Work to complete:
Rewrite the entries from the line holding "- menu-icon: 📄: [916, 499, 932, 515]" through the line holding "- col-accountable[interactable]: Подотчетное", inclusive, swapping every "interactable" for "clickable" and changing nothing else. Return only those lines.

----------------

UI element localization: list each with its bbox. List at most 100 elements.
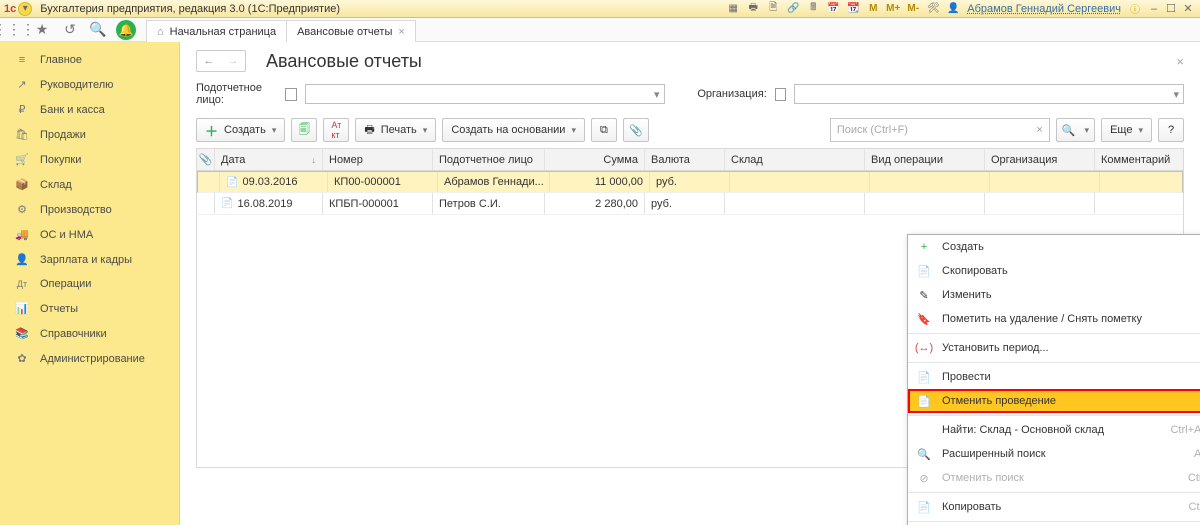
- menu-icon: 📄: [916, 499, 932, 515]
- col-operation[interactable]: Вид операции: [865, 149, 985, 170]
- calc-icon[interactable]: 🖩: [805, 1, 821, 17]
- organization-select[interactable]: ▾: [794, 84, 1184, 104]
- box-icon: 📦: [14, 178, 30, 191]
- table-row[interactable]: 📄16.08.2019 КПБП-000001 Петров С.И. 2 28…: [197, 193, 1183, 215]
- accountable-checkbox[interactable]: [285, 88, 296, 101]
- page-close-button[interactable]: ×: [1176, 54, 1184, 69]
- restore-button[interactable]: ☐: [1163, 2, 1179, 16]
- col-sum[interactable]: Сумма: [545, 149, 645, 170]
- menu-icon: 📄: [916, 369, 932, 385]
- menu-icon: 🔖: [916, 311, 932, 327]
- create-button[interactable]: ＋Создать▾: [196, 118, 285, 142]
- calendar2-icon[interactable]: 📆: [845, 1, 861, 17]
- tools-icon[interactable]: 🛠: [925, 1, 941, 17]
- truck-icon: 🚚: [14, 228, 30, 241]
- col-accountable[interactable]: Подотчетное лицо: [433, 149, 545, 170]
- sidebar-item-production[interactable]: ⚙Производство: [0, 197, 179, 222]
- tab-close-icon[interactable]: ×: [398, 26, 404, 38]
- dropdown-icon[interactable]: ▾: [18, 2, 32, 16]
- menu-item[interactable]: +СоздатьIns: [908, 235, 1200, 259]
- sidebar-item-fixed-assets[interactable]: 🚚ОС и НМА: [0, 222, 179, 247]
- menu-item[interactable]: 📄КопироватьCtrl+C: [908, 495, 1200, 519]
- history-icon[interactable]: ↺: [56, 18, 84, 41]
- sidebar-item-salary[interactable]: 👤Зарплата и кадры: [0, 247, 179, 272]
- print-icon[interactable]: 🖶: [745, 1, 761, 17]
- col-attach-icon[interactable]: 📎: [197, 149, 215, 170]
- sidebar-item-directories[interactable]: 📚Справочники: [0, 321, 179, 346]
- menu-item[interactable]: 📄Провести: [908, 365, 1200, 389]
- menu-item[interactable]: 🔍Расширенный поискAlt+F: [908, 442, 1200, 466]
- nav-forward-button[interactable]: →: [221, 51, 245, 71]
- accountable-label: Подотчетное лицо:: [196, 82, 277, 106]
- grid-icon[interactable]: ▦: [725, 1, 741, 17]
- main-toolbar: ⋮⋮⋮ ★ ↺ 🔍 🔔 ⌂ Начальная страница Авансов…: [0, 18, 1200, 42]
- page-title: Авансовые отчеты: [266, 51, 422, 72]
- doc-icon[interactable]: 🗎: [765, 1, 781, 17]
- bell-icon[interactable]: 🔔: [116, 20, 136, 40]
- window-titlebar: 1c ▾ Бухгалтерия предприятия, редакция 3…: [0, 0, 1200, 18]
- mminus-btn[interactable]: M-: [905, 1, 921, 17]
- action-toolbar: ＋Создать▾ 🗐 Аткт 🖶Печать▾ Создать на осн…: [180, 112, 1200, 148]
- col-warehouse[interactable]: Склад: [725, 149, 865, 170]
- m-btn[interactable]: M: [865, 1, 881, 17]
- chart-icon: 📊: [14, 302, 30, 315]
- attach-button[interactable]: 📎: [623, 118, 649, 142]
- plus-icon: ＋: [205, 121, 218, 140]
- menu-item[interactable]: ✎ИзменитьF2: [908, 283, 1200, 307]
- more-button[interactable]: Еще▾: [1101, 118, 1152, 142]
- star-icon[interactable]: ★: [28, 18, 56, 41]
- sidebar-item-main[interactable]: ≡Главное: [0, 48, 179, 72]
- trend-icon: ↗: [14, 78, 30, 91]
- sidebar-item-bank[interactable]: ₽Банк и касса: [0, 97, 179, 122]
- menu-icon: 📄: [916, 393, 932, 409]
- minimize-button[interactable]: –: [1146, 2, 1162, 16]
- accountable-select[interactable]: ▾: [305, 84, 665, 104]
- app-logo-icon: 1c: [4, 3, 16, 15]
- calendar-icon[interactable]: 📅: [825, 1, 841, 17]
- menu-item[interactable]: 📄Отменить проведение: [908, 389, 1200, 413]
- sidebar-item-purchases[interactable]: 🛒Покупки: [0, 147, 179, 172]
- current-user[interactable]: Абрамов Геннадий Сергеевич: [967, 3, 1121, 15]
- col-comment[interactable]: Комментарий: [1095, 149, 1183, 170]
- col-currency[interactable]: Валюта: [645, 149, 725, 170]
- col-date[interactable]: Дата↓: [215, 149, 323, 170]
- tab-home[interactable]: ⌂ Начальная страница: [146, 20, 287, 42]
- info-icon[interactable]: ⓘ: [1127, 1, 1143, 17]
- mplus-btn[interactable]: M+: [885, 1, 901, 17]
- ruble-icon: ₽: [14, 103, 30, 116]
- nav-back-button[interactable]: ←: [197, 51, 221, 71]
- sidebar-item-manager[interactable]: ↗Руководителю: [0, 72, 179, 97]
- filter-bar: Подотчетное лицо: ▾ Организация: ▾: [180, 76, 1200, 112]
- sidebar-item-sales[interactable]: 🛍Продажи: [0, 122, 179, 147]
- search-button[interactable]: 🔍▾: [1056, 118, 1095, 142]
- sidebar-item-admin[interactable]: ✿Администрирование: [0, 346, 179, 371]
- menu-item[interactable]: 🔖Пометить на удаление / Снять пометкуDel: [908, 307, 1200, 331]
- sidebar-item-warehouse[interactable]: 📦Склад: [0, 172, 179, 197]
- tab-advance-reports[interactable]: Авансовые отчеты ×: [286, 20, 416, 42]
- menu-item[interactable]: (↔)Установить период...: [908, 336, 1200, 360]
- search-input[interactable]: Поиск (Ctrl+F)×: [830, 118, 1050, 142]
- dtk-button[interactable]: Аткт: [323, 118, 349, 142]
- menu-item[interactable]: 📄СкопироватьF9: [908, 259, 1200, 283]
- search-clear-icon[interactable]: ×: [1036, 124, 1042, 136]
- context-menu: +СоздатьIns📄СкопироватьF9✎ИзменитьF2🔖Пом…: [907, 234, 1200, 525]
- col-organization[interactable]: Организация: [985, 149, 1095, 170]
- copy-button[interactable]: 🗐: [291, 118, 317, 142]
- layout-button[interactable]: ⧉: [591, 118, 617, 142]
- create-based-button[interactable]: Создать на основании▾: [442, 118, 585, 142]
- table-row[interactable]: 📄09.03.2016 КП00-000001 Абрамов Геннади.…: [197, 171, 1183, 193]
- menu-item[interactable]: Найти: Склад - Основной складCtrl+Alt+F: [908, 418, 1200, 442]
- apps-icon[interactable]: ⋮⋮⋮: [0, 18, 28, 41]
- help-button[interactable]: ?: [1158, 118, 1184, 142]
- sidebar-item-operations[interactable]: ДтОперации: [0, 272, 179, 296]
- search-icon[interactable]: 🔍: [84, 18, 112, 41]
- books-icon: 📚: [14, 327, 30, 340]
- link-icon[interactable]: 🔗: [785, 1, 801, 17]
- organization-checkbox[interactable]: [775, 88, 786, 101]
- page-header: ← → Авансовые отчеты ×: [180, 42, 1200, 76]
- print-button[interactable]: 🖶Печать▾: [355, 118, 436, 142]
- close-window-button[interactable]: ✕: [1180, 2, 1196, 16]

----------------

Answer to this task:
- menu-icon: 📄: [916, 499, 932, 515]
- col-operation[clickable]: Вид операции: [865, 149, 985, 170]
- calc-icon[clickable]: 🖩: [805, 1, 821, 17]
- organization-select[clickable]: ▾: [794, 84, 1184, 104]
- box-icon: 📦: [14, 178, 30, 191]
- table-row[clickable]: 📄16.08.2019 КПБП-000001 Петров С.И. 2 28…: [197, 193, 1183, 215]
- accountable-checkbox[clickable]: [285, 88, 296, 101]
- page-close-button[clickable]: ×: [1176, 54, 1184, 69]
- restore-button[clickable]: ☐: [1163, 2, 1179, 16]
- col-sum[clickable]: Сумма: [545, 149, 645, 170]
- menu-icon: 📄: [916, 369, 932, 385]
- menu-icon: 🔖: [916, 311, 932, 327]
- create-button[clickable]: ＋Создать▾: [196, 118, 285, 142]
- calendar2-icon[clickable]: 📆: [845, 1, 861, 17]
- tools-icon[clickable]: 🛠: [925, 1, 941, 17]
- truck-icon: 🚚: [14, 228, 30, 241]
- col-accountable[clickable]: Подотчетное лицо: [433, 149, 545, 170]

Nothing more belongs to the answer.